• YOUR TASK: Print every line of the data below verbatim, with nothing changed or left out.
*** SUPPLIED MATERIAL
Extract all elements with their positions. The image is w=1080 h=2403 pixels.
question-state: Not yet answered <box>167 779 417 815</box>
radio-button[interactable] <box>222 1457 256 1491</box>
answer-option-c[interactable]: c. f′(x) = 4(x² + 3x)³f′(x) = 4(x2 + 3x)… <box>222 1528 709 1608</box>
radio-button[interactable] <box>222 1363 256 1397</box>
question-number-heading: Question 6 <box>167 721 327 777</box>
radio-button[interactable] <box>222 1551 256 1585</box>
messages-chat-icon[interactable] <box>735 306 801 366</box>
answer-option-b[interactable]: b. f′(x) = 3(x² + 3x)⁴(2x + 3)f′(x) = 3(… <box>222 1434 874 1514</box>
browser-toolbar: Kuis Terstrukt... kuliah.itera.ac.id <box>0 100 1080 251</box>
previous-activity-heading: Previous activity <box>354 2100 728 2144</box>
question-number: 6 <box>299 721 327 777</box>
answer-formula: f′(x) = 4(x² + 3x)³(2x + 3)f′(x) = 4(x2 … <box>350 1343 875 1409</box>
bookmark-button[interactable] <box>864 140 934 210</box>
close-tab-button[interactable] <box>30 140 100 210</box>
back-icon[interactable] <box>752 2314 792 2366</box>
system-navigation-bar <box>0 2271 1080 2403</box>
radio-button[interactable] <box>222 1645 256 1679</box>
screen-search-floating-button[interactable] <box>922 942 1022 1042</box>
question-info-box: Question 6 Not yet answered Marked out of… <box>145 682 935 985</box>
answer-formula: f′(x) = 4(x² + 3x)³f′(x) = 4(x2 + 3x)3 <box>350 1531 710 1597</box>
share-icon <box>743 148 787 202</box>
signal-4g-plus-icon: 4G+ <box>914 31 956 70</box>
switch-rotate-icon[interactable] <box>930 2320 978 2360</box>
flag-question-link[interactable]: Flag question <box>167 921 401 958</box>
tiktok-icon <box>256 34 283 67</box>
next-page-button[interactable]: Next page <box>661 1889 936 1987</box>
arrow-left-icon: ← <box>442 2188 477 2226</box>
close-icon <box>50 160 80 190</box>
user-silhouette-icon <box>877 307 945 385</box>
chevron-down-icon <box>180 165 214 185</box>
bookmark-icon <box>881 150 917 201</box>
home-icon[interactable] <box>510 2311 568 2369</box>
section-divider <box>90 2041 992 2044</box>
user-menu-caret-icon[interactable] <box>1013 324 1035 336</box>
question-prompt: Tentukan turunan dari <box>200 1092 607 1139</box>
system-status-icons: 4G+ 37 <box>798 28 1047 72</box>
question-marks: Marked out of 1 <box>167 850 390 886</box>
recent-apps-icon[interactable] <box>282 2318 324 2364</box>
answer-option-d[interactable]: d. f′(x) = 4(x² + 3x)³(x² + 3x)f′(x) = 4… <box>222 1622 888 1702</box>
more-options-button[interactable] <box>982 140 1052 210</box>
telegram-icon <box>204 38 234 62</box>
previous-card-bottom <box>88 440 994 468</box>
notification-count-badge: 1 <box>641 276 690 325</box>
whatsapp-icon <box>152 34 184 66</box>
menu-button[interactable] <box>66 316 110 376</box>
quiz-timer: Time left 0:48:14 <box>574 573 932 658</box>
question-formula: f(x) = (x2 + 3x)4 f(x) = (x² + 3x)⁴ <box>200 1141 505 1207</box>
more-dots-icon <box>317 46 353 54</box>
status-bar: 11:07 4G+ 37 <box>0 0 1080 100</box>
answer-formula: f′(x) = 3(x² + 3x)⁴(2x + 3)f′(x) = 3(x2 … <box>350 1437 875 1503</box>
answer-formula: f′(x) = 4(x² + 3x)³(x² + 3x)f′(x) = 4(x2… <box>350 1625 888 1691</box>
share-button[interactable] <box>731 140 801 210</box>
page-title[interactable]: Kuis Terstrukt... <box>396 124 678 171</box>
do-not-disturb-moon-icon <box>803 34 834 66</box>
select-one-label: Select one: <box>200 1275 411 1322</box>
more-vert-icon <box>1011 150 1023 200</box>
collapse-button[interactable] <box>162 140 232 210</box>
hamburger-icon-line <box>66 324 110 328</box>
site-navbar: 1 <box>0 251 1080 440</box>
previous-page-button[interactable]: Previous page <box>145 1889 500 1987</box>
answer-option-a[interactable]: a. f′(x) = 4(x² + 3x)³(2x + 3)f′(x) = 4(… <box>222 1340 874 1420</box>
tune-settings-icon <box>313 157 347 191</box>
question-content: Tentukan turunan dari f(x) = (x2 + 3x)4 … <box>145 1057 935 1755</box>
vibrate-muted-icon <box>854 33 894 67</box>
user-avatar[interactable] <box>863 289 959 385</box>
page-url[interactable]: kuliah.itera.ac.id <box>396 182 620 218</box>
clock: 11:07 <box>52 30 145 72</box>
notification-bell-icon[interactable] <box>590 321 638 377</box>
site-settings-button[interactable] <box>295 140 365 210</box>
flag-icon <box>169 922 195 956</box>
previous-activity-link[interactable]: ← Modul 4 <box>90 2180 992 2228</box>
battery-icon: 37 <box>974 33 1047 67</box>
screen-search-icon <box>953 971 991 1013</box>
******
• PROBLEM SOLUTION:
Extract all elements with their positions. The image is w=1080 h=2403 pixels.
question-state: Not yet answered <box>167 779 417 815</box>
radio-button[interactable] <box>222 1457 256 1491</box>
answer-option-c[interactable]: c. f′(x) = 4(x² + 3x)³f′(x) = 4(x2 + 3x)… <box>222 1528 709 1608</box>
radio-button[interactable] <box>222 1363 256 1397</box>
question-number-heading: Question 6 <box>167 721 327 777</box>
radio-button[interactable] <box>222 1551 256 1585</box>
messages-chat-icon[interactable] <box>735 306 801 366</box>
answer-option-b[interactable]: b. f′(x) = 3(x² + 3x)⁴(2x + 3)f′(x) = 3(… <box>222 1434 874 1514</box>
browser-toolbar: Kuis Terstrukt... kuliah.itera.ac.id <box>0 100 1080 251</box>
previous-activity-heading: Previous activity <box>354 2100 728 2144</box>
question-number: 6 <box>299 721 327 777</box>
answer-formula: f′(x) = 4(x² + 3x)³(2x + 3)f′(x) = 4(x2 … <box>350 1343 875 1409</box>
bookmark-button[interactable] <box>864 140 934 210</box>
close-tab-button[interactable] <box>30 140 100 210</box>
back-icon[interactable] <box>752 2314 792 2366</box>
system-navigation-bar <box>0 2271 1080 2403</box>
radio-button[interactable] <box>222 1645 256 1679</box>
screen-search-floating-button[interactable] <box>922 942 1022 1042</box>
question-info-box: Question 6 Not yet answered Marked out of… <box>145 682 935 985</box>
answer-formula: f′(x) = 4(x² + 3x)³f′(x) = 4(x2 + 3x)3 <box>350 1531 710 1597</box>
share-icon <box>743 148 787 202</box>
signal-4g-plus-icon: 4G+ <box>914 31 956 70</box>
switch-rotate-icon[interactable] <box>930 2320 978 2360</box>
flag-question-link[interactable]: Flag question <box>167 921 401 958</box>
tiktok-icon <box>256 34 283 67</box>
next-page-button[interactable]: Next page <box>661 1889 936 1987</box>
arrow-left-icon: ← <box>442 2188 477 2226</box>
close-icon <box>50 160 80 190</box>
user-silhouette-icon <box>877 307 945 385</box>
chevron-down-icon <box>180 165 214 185</box>
bookmark-icon <box>881 150 917 201</box>
home-icon[interactable] <box>510 2311 568 2369</box>
section-divider <box>90 2041 992 2044</box>
user-menu-caret-icon[interactable] <box>1013 324 1035 336</box>
question-prompt: Tentukan turunan dari <box>200 1092 607 1139</box>
system-status-icons: 4G+ 37 <box>798 28 1047 72</box>
question-marks: Marked out of 1 <box>167 850 390 886</box>
recent-apps-icon[interactable] <box>282 2318 324 2364</box>
answer-option-d[interactable]: d. f′(x) = 4(x² + 3x)³(x² + 3x)f′(x) = 4… <box>222 1622 888 1702</box>
more-options-button[interactable] <box>982 140 1052 210</box>
telegram-icon <box>204 38 234 62</box>
previous-card-bottom <box>88 440 994 468</box>
notification-count-badge: 1 <box>641 276 690 325</box>
whatsapp-icon <box>152 34 184 66</box>
menu-button[interactable] <box>66 316 110 376</box>
quiz-timer: Time left 0:48:14 <box>574 573 932 658</box>
question-formula: f(x) = (x2 + 3x)4 f(x) = (x² + 3x)⁴ <box>200 1141 505 1207</box>
more-dots-icon <box>317 46 353 54</box>
status-bar: 11:07 4G+ 37 <box>0 0 1080 100</box>
answer-formula: f′(x) = 3(x² + 3x)⁴(2x + 3)f′(x) = 3(x2 … <box>350 1437 875 1503</box>
answer-formula: f′(x) = 4(x² + 3x)³(x² + 3x)f′(x) = 4(x2… <box>350 1625 888 1691</box>
share-button[interactable] <box>731 140 801 210</box>
page-title[interactable]: Kuis Terstrukt... <box>396 124 678 171</box>
do-not-disturb-moon-icon <box>803 34 834 66</box>
select-one-label: Select one: <box>200 1275 411 1322</box>
more-vert-icon <box>1011 150 1023 200</box>
collapse-button[interactable] <box>162 140 232 210</box>
hamburger-icon-line <box>66 324 110 328</box>
site-navbar: 1 <box>0 251 1080 440</box>
previous-page-button[interactable]: Previous page <box>145 1889 500 1987</box>
answer-option-a[interactable]: a. f′(x) = 4(x² + 3x)³(2x + 3)f′(x) = 4(… <box>222 1340 874 1420</box>
tune-settings-icon <box>313 157 347 191</box>
question-content: Tentukan turunan dari f(x) = (x2 + 3x)4 … <box>145 1057 935 1755</box>
vibrate-muted-icon <box>854 33 894 67</box>
user-avatar[interactable] <box>863 289 959 385</box>
page-url[interactable]: kuliah.itera.ac.id <box>396 182 620 218</box>
clock: 11:07 <box>52 30 145 72</box>
notification-bell-icon[interactable] <box>590 321 638 377</box>
site-settings-button[interactable] <box>295 140 365 210</box>
flag-icon <box>169 922 195 956</box>
previous-activity-link[interactable]: ← Modul 4 <box>90 2180 992 2228</box>
battery-icon: 37 <box>974 33 1047 67</box>
screen-search-icon <box>953 971 991 1013</box>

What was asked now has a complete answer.